| TASK OBJECTIVE |
Can you write out each of the rows below, word for word and in the same order?

| Collected data |
* BEGIN *
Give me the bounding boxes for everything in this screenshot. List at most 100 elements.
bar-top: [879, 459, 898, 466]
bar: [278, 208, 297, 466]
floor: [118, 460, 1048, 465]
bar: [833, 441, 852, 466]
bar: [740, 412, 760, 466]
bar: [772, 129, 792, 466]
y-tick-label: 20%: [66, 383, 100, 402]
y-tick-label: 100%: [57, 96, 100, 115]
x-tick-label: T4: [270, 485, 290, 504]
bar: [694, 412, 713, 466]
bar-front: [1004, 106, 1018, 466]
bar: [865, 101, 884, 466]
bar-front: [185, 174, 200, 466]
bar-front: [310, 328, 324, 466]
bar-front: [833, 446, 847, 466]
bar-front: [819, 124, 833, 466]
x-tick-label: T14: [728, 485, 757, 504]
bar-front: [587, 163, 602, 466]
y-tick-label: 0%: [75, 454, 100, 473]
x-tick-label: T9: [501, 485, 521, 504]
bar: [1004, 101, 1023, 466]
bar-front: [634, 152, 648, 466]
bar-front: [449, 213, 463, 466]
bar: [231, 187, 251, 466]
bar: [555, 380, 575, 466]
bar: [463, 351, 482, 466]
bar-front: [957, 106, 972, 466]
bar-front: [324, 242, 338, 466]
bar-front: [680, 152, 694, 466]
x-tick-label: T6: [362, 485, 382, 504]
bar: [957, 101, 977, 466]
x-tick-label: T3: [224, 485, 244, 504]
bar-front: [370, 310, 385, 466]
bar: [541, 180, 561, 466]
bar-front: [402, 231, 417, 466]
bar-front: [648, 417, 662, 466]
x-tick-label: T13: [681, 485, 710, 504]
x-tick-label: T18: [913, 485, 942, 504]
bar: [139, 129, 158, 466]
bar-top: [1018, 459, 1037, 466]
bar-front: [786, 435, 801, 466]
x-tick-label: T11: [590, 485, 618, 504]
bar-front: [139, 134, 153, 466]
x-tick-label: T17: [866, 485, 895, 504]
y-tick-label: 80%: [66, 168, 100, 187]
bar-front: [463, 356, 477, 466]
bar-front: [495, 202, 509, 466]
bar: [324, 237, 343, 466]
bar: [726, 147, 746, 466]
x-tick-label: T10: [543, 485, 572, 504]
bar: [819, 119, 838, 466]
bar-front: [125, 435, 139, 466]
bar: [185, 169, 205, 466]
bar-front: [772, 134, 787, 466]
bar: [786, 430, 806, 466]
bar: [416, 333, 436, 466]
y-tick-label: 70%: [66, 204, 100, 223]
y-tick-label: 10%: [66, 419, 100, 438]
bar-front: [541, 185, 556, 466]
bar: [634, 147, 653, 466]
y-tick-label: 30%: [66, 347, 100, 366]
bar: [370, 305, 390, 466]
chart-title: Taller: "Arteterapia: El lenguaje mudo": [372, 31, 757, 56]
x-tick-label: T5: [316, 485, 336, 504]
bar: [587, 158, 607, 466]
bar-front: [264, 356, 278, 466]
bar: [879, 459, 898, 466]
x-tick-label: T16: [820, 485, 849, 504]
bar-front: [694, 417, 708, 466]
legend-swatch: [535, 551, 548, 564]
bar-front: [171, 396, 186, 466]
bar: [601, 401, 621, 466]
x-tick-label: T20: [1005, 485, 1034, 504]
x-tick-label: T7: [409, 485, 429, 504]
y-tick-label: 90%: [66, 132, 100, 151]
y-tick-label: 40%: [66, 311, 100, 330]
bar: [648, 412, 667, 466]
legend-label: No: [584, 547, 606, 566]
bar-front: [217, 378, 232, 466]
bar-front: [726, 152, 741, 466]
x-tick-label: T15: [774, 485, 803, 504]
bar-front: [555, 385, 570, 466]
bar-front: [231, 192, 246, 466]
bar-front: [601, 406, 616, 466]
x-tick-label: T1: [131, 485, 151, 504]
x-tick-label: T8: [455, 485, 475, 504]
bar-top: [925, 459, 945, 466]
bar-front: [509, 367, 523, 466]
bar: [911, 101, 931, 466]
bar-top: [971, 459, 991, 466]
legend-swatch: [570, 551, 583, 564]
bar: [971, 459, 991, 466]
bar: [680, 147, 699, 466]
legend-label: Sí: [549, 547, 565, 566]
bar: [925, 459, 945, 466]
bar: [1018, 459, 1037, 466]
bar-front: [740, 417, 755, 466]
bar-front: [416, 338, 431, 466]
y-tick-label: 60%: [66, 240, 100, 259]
* END *
| RESPONSE |
Give me the bounding boxes for everything in this screenshot. List at most 100 elements.
bar-top: [879, 459, 898, 466]
bar: [278, 208, 297, 466]
floor: [118, 460, 1048, 465]
bar: [833, 441, 852, 466]
bar: [740, 412, 760, 466]
bar: [772, 129, 792, 466]
y-tick-label: 20%: [66, 383, 100, 402]
y-tick-label: 100%: [57, 96, 100, 115]
x-tick-label: T4: [270, 485, 290, 504]
bar: [694, 412, 713, 466]
bar-front: [1004, 106, 1018, 466]
bar: [865, 101, 884, 466]
bar-front: [185, 174, 200, 466]
bar-front: [310, 328, 324, 466]
bar-front: [833, 446, 847, 466]
bar-front: [819, 124, 833, 466]
x-tick-label: T14: [728, 485, 757, 504]
bar-front: [587, 163, 602, 466]
y-tick-label: 0%: [75, 454, 100, 473]
x-tick-label: T9: [501, 485, 521, 504]
bar: [1004, 101, 1023, 466]
bar-front: [634, 152, 648, 466]
bar-front: [449, 213, 463, 466]
bar: [231, 187, 251, 466]
bar: [555, 380, 575, 466]
bar: [463, 351, 482, 466]
bar-front: [957, 106, 972, 466]
bar-front: [324, 242, 338, 466]
bar-front: [680, 152, 694, 466]
x-tick-label: T6: [362, 485, 382, 504]
bar: [957, 101, 977, 466]
x-tick-label: T3: [224, 485, 244, 504]
bar-front: [370, 310, 385, 466]
bar: [541, 180, 561, 466]
bar-front: [402, 231, 417, 466]
bar-front: [648, 417, 662, 466]
x-tick-label: T13: [681, 485, 710, 504]
x-tick-label: T18: [913, 485, 942, 504]
bar: [139, 129, 158, 466]
bar-top: [1018, 459, 1037, 466]
bar-front: [786, 435, 801, 466]
x-tick-label: T11: [590, 485, 618, 504]
bar-front: [139, 134, 153, 466]
x-tick-label: T17: [866, 485, 895, 504]
y-tick-label: 80%: [66, 168, 100, 187]
bar-front: [463, 356, 477, 466]
bar-front: [495, 202, 509, 466]
bar: [324, 237, 343, 466]
bar: [726, 147, 746, 466]
x-tick-label: T10: [543, 485, 572, 504]
bar: [819, 119, 838, 466]
bar-front: [125, 435, 139, 466]
bar: [185, 169, 205, 466]
bar-front: [772, 134, 787, 466]
bar: [786, 430, 806, 466]
bar: [416, 333, 436, 466]
y-tick-label: 70%: [66, 204, 100, 223]
y-tick-label: 10%: [66, 419, 100, 438]
bar-front: [541, 185, 556, 466]
bar: [634, 147, 653, 466]
y-tick-label: 30%: [66, 347, 100, 366]
bar: [370, 305, 390, 466]
chart-title: Taller: "Arteterapia: El lenguaje mudo": [372, 31, 757, 56]
x-tick-label: T5: [316, 485, 336, 504]
bar: [587, 158, 607, 466]
bar-front: [264, 356, 278, 466]
bar: [879, 459, 898, 466]
x-tick-label: T16: [820, 485, 849, 504]
bar-front: [694, 417, 708, 466]
legend-swatch: [535, 551, 548, 564]
bar-front: [171, 396, 186, 466]
bar: [601, 401, 621, 466]
x-tick-label: T20: [1005, 485, 1034, 504]
x-tick-label: T7: [409, 485, 429, 504]
y-tick-label: 90%: [66, 132, 100, 151]
y-tick-label: 40%: [66, 311, 100, 330]
bar: [648, 412, 667, 466]
legend-label: No: [584, 547, 606, 566]
bar-front: [217, 378, 232, 466]
bar-front: [726, 152, 741, 466]
x-tick-label: T15: [774, 485, 803, 504]
bar-front: [555, 385, 570, 466]
bar-front: [231, 192, 246, 466]
bar-front: [601, 406, 616, 466]
x-tick-label: T1: [131, 485, 151, 504]
x-tick-label: T8: [455, 485, 475, 504]
bar-top: [925, 459, 945, 466]
bar-front: [509, 367, 523, 466]
bar: [911, 101, 931, 466]
bar-top: [971, 459, 991, 466]
legend-swatch: [570, 551, 583, 564]
bar: [971, 459, 991, 466]
bar: [680, 147, 699, 466]
legend-label: Sí: [549, 547, 565, 566]
bar: [925, 459, 945, 466]
bar: [1018, 459, 1037, 466]
bar-front: [740, 417, 755, 466]
bar-front: [416, 338, 431, 466]
y-tick-label: 60%: [66, 240, 100, 259]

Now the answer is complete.